Exercise requirements. Produce the listing below again, exactly as shown.

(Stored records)
——————————
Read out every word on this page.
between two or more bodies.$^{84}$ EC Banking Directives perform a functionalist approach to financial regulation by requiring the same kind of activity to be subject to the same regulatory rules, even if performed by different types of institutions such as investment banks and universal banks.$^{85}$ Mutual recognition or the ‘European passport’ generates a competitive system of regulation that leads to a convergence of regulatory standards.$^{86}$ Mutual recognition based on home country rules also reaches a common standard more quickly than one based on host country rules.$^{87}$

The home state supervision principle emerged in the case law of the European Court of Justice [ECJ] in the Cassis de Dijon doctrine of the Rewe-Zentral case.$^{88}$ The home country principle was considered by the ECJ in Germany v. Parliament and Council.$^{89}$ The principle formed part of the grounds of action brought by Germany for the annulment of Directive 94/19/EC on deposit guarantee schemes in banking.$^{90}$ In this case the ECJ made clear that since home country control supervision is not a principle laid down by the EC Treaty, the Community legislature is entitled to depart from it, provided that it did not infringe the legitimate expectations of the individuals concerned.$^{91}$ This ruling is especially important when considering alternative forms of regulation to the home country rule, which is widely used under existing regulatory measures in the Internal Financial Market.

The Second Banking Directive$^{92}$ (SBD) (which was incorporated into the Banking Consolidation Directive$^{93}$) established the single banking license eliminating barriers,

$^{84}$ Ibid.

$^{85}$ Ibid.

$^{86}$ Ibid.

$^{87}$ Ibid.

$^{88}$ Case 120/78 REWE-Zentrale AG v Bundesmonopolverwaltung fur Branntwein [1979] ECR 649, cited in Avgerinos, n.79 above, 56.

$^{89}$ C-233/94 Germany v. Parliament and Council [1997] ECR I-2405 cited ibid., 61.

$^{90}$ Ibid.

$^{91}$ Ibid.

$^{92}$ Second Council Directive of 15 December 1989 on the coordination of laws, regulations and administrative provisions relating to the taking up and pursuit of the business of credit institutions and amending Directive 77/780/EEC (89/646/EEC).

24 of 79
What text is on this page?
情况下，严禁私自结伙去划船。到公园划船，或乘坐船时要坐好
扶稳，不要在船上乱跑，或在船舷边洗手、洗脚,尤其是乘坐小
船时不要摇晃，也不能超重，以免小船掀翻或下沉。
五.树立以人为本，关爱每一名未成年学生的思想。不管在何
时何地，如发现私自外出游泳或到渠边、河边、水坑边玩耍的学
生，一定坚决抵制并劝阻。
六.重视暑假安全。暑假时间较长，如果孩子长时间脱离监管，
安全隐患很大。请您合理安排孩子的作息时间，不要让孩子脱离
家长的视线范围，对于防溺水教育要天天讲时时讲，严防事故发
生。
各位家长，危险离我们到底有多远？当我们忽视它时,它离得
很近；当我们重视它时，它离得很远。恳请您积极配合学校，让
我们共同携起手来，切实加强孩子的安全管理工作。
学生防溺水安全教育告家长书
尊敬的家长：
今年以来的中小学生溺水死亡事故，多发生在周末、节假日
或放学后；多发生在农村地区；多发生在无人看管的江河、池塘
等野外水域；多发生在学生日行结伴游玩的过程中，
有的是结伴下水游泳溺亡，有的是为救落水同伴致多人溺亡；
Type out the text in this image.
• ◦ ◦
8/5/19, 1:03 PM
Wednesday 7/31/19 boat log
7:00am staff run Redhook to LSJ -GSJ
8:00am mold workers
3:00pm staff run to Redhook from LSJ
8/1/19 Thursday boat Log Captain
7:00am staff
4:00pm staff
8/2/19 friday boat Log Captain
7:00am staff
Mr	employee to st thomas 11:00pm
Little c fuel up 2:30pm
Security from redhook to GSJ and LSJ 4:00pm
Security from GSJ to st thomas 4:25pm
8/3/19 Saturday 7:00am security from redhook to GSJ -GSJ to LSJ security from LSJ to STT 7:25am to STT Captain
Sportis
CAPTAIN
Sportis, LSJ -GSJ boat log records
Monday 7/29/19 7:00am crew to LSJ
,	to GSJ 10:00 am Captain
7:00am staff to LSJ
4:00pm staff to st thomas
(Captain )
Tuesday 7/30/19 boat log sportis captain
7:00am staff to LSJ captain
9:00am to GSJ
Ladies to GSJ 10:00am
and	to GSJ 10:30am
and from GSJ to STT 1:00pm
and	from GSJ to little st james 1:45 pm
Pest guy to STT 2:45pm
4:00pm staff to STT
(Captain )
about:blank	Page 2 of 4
——————————
Written solution.
Read out every word on this page.
between two or more bodies.$^{84}$ EC Banking Directives perform a functionalist approach to financial regulation by requiring the same kind of activity to be subject to the same regulatory rules, even if performed by different types of institutions such as investment banks and universal banks.$^{85}$ Mutual recognition or the ‘European passport’ generates a competitive system of regulation that leads to a convergence of regulatory standards.$^{86}$ Mutual recognition based on home country rules also reaches a common standard more quickly than one based on host country rules.$^{87}$

The home state supervision principle emerged in the case law of the European Court of Justice [ECJ] in the Cassis de Dijon doctrine of the Rewe-Zentral case.$^{88}$ The home country principle was considered by the ECJ in Germany v. Parliament and Council.$^{89}$ The principle formed part of the grounds of action brought by Germany for the annulment of Directive 94/19/EC on deposit guarantee schemes in banking.$^{90}$ In this case the ECJ made clear that since home country control supervision is not a principle laid down by the EC Treaty, the Community legislature is entitled to depart from it, provided that it did not infringe the legitimate expectations of the individuals concerned.$^{91}$ This ruling is especially important when considering alternative forms of regulation to the home country rule, which is widely used under existing regulatory measures in the Internal Financial Market.

The Second Banking Directive$^{92}$ (SBD) (which was incorporated into the Banking Consolidation Directive$^{93}$) established the single banking license eliminating barriers,

$^{84}$ Ibid.

$^{85}$ Ibid.

$^{86}$ Ibid.

$^{87}$ Ibid.

$^{88}$ Case 120/78 REWE-Zentrale AG v Bundesmonopolverwaltung fur Branntwein [1979] ECR 649, cited in Avgerinos, n.79 above, 56.

$^{89}$ C-233/94 Germany v. Parliament and Council [1997] ECR I-2405 cited ibid., 61.

$^{90}$ Ibid.

$^{91}$ Ibid.

$^{92}$ Second Council Directive of 15 December 1989 on the coordination of laws, regulations and administrative provisions relating to the taking up and pursuit of the business of credit institutions and amending Directive 77/780/EEC (89/646/EEC).

24 of 79
What text is on this page?
情况下，严禁私自结伙去划船。到公园划船，或乘坐船时要坐好
扶稳，不要在船上乱跑，或在船舷边洗手、洗脚,尤其是乘坐小
船时不要摇晃，也不能超重，以免小船掀翻或下沉。
五.树立以人为本，关爱每一名未成年学生的思想。不管在何
时何地，如发现私自外出游泳或到渠边、河边、水坑边玩耍的学
生，一定坚决抵制并劝阻。
六.重视暑假安全。暑假时间较长，如果孩子长时间脱离监管，
安全隐患很大。请您合理安排孩子的作息时间，不要让孩子脱离
家长的视线范围，对于防溺水教育要天天讲时时讲，严防事故发
生。
各位家长，危险离我们到底有多远？当我们忽视它时,它离得
很近；当我们重视它时，它离得很远。恳请您积极配合学校，让
我们共同携起手来，切实加强孩子的安全管理工作。
学生防溺水安全教育告家长书
尊敬的家长：
今年以来的中小学生溺水死亡事故，多发生在周末、节假日
或放学后；多发生在农村地区；多发生在无人看管的江河、池塘
等野外水域；多发生在学生日行结伴游玩的过程中，
有的是结伴下水游泳溺亡，有的是为救落水同伴致多人溺亡；
Type out the text in this image.
• ◦ ◦
8/5/19, 1:03 PM
Wednesday 7/31/19 boat log
7:00am staff run Redhook to LSJ -GSJ
8:00am mold workers
3:00pm staff run to Redhook from LSJ
8/1/19 Thursday boat Log Captain
7:00am staff
4:00pm staff
8/2/19 friday boat Log Captain
7:00am staff
Mr	employee to st thomas 11:00pm
Little c fuel up 2:30pm
Security from redhook to GSJ and LSJ 4:00pm
Security from GSJ to st thomas 4:25pm
8/3/19 Saturday 7:00am security from redhook to GSJ -GSJ to LSJ security from LSJ to STT 7:25am to STT Captain
Sportis
CAPTAIN
Sportis, LSJ -GSJ boat log records
Monday 7/29/19 7:00am crew to LSJ
,	to GSJ 10:00 am Captain
7:00am staff to LSJ
4:00pm staff to st thomas
(Captain )
Tuesday 7/30/19 boat log sportis captain
7:00am staff to LSJ captain
9:00am to GSJ
Ladies to GSJ 10:00am
and	to GSJ 10:30am
and from GSJ to STT 1:00pm
and	from GSJ to little st james 1:45 pm
Pest guy to STT 2:45pm
4:00pm staff to STT
(Captain )
about:blank	Page 2 of 4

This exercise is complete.